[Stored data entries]
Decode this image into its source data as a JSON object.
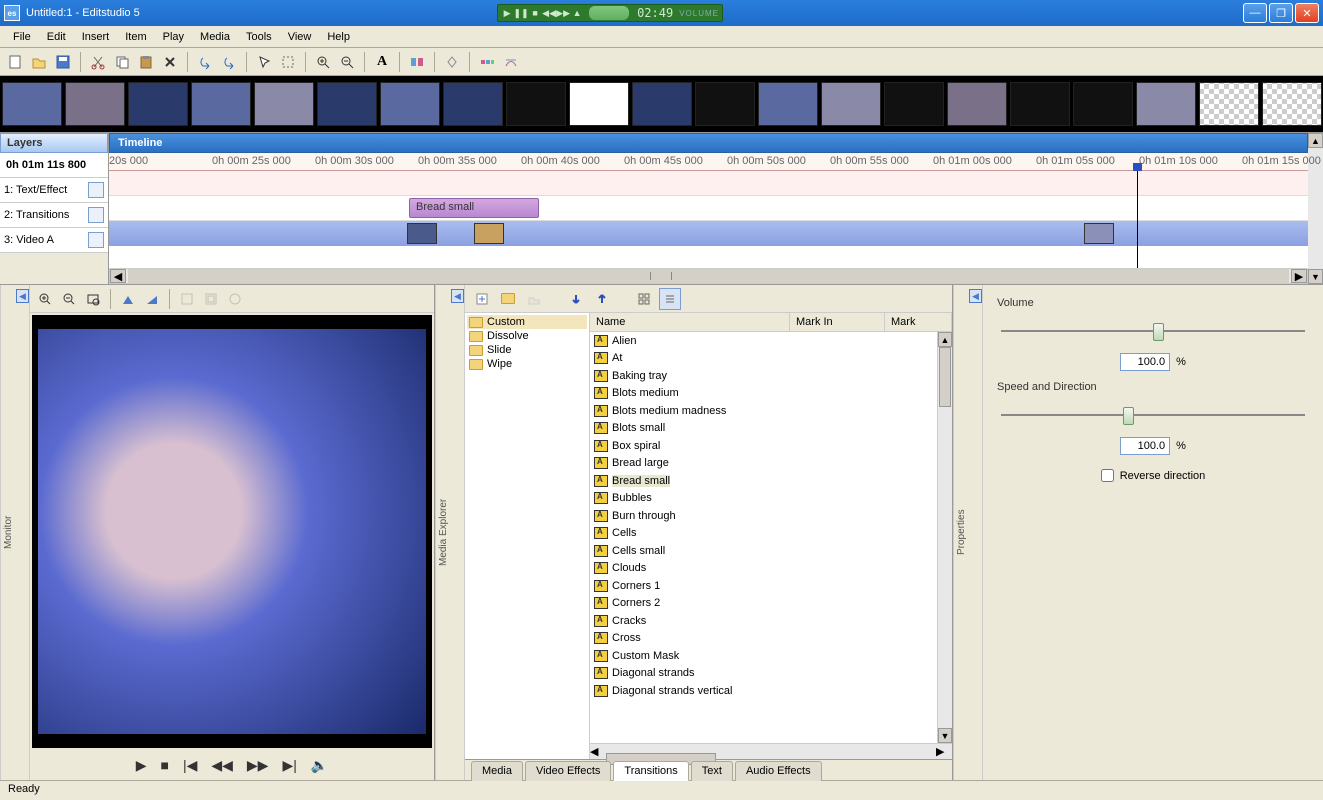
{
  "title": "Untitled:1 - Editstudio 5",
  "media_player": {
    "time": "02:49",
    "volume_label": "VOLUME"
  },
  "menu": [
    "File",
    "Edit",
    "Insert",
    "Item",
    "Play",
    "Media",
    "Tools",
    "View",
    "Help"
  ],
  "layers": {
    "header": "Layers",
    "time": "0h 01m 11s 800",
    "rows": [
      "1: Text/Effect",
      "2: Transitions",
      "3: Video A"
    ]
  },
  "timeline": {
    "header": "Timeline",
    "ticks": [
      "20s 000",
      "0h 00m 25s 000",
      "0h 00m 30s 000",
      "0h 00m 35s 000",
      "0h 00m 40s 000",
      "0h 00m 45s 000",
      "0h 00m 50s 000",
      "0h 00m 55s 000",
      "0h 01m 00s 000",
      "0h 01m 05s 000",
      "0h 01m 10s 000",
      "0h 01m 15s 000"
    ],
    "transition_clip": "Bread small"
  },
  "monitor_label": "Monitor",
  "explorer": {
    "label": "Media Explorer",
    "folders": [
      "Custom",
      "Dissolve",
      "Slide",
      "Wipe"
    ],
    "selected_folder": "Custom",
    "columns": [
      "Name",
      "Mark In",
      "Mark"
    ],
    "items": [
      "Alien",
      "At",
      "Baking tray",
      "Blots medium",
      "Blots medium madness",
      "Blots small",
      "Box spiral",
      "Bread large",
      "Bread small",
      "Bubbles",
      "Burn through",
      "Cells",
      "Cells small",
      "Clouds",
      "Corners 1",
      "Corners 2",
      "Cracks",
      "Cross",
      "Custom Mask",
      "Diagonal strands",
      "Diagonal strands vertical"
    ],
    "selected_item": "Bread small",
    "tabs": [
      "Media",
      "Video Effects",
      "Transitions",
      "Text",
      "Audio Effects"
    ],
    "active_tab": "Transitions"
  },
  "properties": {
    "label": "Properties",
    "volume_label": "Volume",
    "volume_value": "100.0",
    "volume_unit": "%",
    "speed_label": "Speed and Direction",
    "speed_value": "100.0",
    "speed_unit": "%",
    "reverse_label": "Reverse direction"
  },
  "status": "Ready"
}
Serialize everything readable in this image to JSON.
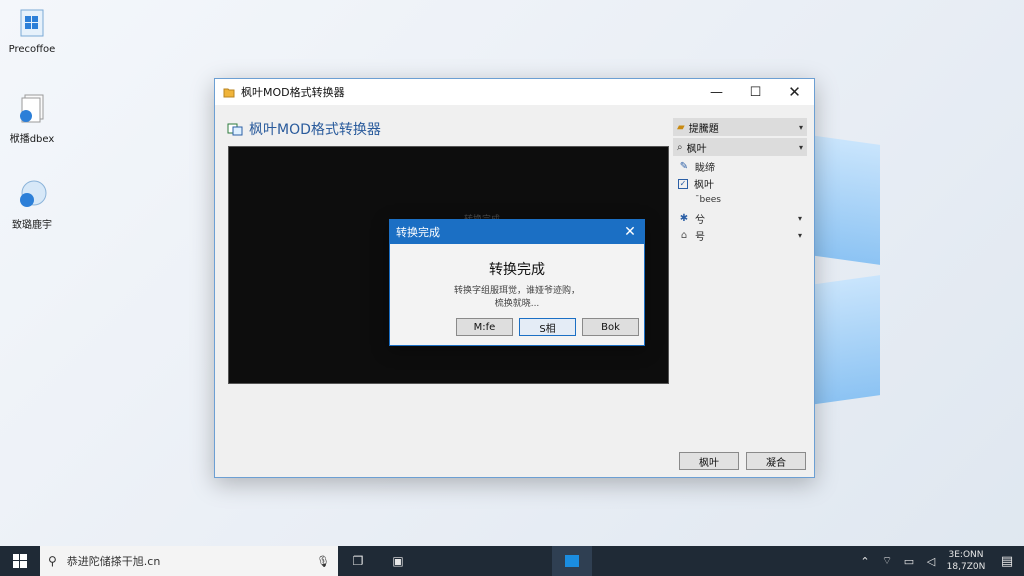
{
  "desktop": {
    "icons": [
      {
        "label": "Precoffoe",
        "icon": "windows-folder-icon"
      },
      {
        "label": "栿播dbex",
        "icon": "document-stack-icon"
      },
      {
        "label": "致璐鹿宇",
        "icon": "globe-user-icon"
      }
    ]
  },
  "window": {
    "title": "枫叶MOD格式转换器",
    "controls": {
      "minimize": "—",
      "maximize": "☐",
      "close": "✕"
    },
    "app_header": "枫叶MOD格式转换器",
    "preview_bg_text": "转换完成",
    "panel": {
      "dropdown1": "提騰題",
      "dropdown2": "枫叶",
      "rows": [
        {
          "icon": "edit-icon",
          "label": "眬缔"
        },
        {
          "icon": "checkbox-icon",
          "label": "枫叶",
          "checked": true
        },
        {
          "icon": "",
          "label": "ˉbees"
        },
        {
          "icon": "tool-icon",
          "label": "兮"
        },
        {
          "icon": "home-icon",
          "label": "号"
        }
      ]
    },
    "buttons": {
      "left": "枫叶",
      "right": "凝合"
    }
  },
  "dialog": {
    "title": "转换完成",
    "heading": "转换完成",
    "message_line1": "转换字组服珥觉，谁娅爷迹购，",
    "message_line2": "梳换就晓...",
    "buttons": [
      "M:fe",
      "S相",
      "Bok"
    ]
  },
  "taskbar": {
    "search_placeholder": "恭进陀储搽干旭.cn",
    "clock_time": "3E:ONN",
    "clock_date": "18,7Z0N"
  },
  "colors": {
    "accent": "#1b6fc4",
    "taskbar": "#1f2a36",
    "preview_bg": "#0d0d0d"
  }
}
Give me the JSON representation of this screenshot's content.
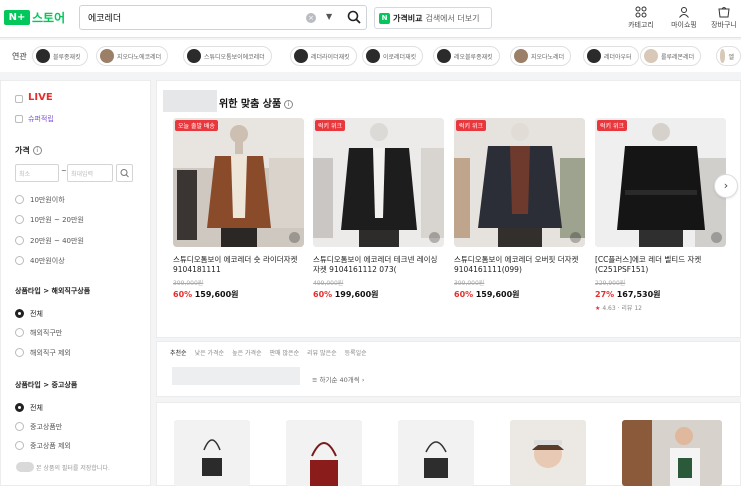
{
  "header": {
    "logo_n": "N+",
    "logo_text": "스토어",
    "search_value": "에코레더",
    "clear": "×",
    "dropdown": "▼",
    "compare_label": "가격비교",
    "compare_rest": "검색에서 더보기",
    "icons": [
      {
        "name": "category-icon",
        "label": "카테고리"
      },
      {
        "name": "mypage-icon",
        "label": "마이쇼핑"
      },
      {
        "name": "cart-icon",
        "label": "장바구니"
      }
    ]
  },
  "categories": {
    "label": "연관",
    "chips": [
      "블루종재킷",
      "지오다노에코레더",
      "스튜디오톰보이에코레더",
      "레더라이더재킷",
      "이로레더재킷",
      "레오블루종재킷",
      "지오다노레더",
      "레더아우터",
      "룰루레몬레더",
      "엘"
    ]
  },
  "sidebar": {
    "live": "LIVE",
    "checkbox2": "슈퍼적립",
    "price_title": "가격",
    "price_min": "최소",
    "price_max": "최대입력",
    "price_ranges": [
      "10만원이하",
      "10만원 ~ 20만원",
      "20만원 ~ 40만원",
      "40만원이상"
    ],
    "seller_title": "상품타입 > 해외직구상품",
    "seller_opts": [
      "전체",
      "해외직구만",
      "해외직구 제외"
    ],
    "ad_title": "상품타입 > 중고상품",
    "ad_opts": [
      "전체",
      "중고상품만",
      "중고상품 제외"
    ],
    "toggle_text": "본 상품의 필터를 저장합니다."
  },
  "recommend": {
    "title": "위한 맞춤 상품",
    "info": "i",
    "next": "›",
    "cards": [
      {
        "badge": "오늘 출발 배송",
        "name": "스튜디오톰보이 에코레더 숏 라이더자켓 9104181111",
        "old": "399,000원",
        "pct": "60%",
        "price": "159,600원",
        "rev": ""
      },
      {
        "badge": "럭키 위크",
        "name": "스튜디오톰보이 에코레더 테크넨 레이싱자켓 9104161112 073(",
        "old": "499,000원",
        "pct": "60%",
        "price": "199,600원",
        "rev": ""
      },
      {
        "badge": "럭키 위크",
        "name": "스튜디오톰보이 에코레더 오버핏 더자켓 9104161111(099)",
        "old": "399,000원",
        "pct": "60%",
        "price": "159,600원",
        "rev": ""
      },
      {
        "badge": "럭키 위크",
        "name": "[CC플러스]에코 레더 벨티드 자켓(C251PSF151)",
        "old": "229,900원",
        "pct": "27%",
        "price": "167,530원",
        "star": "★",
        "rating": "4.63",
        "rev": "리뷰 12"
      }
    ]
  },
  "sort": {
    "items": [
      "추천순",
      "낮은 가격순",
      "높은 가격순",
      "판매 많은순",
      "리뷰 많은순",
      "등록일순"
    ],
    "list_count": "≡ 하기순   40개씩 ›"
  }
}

TASK:
Return the full material word for word. Do not include the pictures.

IN RESPONSE:
Decode this image into its source data as a JSON object.
{
  "title": "Untitled:1 - Editstudio 5",
  "media_player": {
    "time": "02:49",
    "volume_label": "VOLUME"
  },
  "menu": [
    "File",
    "Edit",
    "Insert",
    "Item",
    "Play",
    "Media",
    "Tools",
    "View",
    "Help"
  ],
  "layers": {
    "header": "Layers",
    "time": "0h 01m 11s 800",
    "rows": [
      "1: Text/Effect",
      "2: Transitions",
      "3: Video A"
    ]
  },
  "timeline": {
    "header": "Timeline",
    "ticks": [
      "20s 000",
      "0h 00m 25s 000",
      "0h 00m 30s 000",
      "0h 00m 35s 000",
      "0h 00m 40s 000",
      "0h 00m 45s 000",
      "0h 00m 50s 000",
      "0h 00m 55s 000",
      "0h 01m 00s 000",
      "0h 01m 05s 000",
      "0h 01m 10s 000",
      "0h 01m 15s 000"
    ],
    "transition_clip": "Bread small"
  },
  "monitor_label": "Monitor",
  "explorer": {
    "label": "Media Explorer",
    "folders": [
      "Custom",
      "Dissolve",
      "Slide",
      "Wipe"
    ],
    "selected_folder": "Custom",
    "columns": [
      "Name",
      "Mark In",
      "Mark"
    ],
    "items": [
      "Alien",
      "At",
      "Baking tray",
      "Blots medium",
      "Blots medium madness",
      "Blots small",
      "Box spiral",
      "Bread large",
      "Bread small",
      "Bubbles",
      "Burn through",
      "Cells",
      "Cells small",
      "Clouds",
      "Corners 1",
      "Corners 2",
      "Cracks",
      "Cross",
      "Custom Mask",
      "Diagonal strands",
      "Diagonal strands vertical"
    ],
    "selected_item": "Bread small",
    "tabs": [
      "Media",
      "Video Effects",
      "Transitions",
      "Text",
      "Audio Effects"
    ],
    "active_tab": "Transitions"
  },
  "properties": {
    "label": "Properties",
    "volume_label": "Volume",
    "volume_value": "100.0",
    "volume_unit": "%",
    "speed_label": "Speed and Direction",
    "speed_value": "100.0",
    "speed_unit": "%",
    "reverse_label": "Reverse direction"
  },
  "status": "Ready"
}
Serialize everything readable in this image to JSON.
{
  "desktop": {
    "icons": [
      {
        "label": "Precoffoe",
        "icon": "windows-folder-icon"
      },
      {
        "label": "栿播dbex",
        "icon": "document-stack-icon"
      },
      {
        "label": "致璐鹿宇",
        "icon": "globe-user-icon"
      }
    ]
  },
  "window": {
    "title": "枫叶MOD格式转换器",
    "controls": {
      "minimize": "—",
      "maximize": "☐",
      "close": "✕"
    },
    "app_header": "枫叶MOD格式转换器",
    "preview_bg_text": "转换完成",
    "panel": {
      "dropdown1": "提騰題",
      "dropdown2": "枫叶",
      "rows": [
        {
          "icon": "edit-icon",
          "label": "眬缔"
        },
        {
          "icon": "checkbox-icon",
          "label": "枫叶",
          "checked": true
        },
        {
          "icon": "",
          "label": "ˉbees"
        },
        {
          "icon": "tool-icon",
          "label": "兮"
        },
        {
          "icon": "home-icon",
          "label": "号"
        }
      ]
    },
    "buttons": {
      "left": "枫叶",
      "right": "凝合"
    }
  },
  "dialog": {
    "title": "转换完成",
    "heading": "转换完成",
    "message_line1": "转换字组服珥觉，谁娅爷迹购，",
    "message_line2": "梳换就晓...",
    "buttons": [
      "M:fe",
      "S相",
      "Bok"
    ]
  },
  "taskbar": {
    "search_placeholder": "恭进陀储搽干旭.cn",
    "clock_time": "3E:ONN",
    "clock_date": "18,7Z0N"
  },
  "colors": {
    "accent": "#1b6fc4",
    "taskbar": "#1f2a36",
    "preview_bg": "#0d0d0d"
  }
}
Give me the JSON representation of this screenshot's content.
{
  "header": {
    "logo_n": "N+",
    "logo_text": "스토어",
    "search_value": "에코레더",
    "clear": "×",
    "dropdown": "▼",
    "compare_label": "가격비교",
    "compare_rest": "검색에서 더보기",
    "icons": [
      {
        "name": "category-icon",
        "label": "카테고리"
      },
      {
        "name": "mypage-icon",
        "label": "마이쇼핑"
      },
      {
        "name": "cart-icon",
        "label": "장바구니"
      }
    ]
  },
  "categories": {
    "label": "연관",
    "chips": [
      "블루종재킷",
      "지오다노에코레더",
      "스튜디오톰보이에코레더",
      "레더라이더재킷",
      "이로레더재킷",
      "레오블루종재킷",
      "지오다노레더",
      "레더아우터",
      "룰루레몬레더",
      "엘"
    ]
  },
  "sidebar": {
    "live": "LIVE",
    "checkbox2": "슈퍼적립",
    "price_title": "가격",
    "price_min": "최소",
    "price_max": "최대입력",
    "price_ranges": [
      "10만원이하",
      "10만원 ~ 20만원",
      "20만원 ~ 40만원",
      "40만원이상"
    ],
    "seller_title": "상품타입 > 해외직구상품",
    "seller_opts": [
      "전체",
      "해외직구만",
      "해외직구 제외"
    ],
    "ad_title": "상품타입 > 중고상품",
    "ad_opts": [
      "전체",
      "중고상품만",
      "중고상품 제외"
    ],
    "toggle_text": "본 상품의 필터를 저장합니다."
  },
  "recommend": {
    "title": "위한 맞춤 상품",
    "info": "i",
    "next": "›",
    "cards": [
      {
        "badge": "오늘 출발 배송",
        "name": "스튜디오톰보이 에코레더 숏 라이더자켓 9104181111",
        "old": "399,000원",
        "pct": "60%",
        "price": "159,600원",
        "rev": ""
      },
      {
        "badge": "럭키 위크",
        "name": "스튜디오톰보이 에코레더 테크넨 레이싱자켓 9104161112 073(",
        "old": "499,000원",
        "pct": "60%",
        "price": "199,600원",
        "rev": ""
      },
      {
        "badge": "럭키 위크",
        "name": "스튜디오톰보이 에코레더 오버핏 더자켓 9104161111(099)",
        "old": "399,000원",
        "pct": "60%",
        "price": "159,600원",
        "rev": ""
      },
      {
        "badge": "럭키 위크",
        "name": "[CC플러스]에코 레더 벨티드 자켓(C251PSF151)",
        "old": "229,900원",
        "pct": "27%",
        "price": "167,530원",
        "star": "★",
        "rating": "4.63",
        "rev": "리뷰 12"
      }
    ]
  },
  "sort": {
    "items": [
      "추천순",
      "낮은 가격순",
      "높은 가격순",
      "판매 많은순",
      "리뷰 많은순",
      "등록일순"
    ],
    "list_count": "≡ 하기순   40개씩 ›"
  }
}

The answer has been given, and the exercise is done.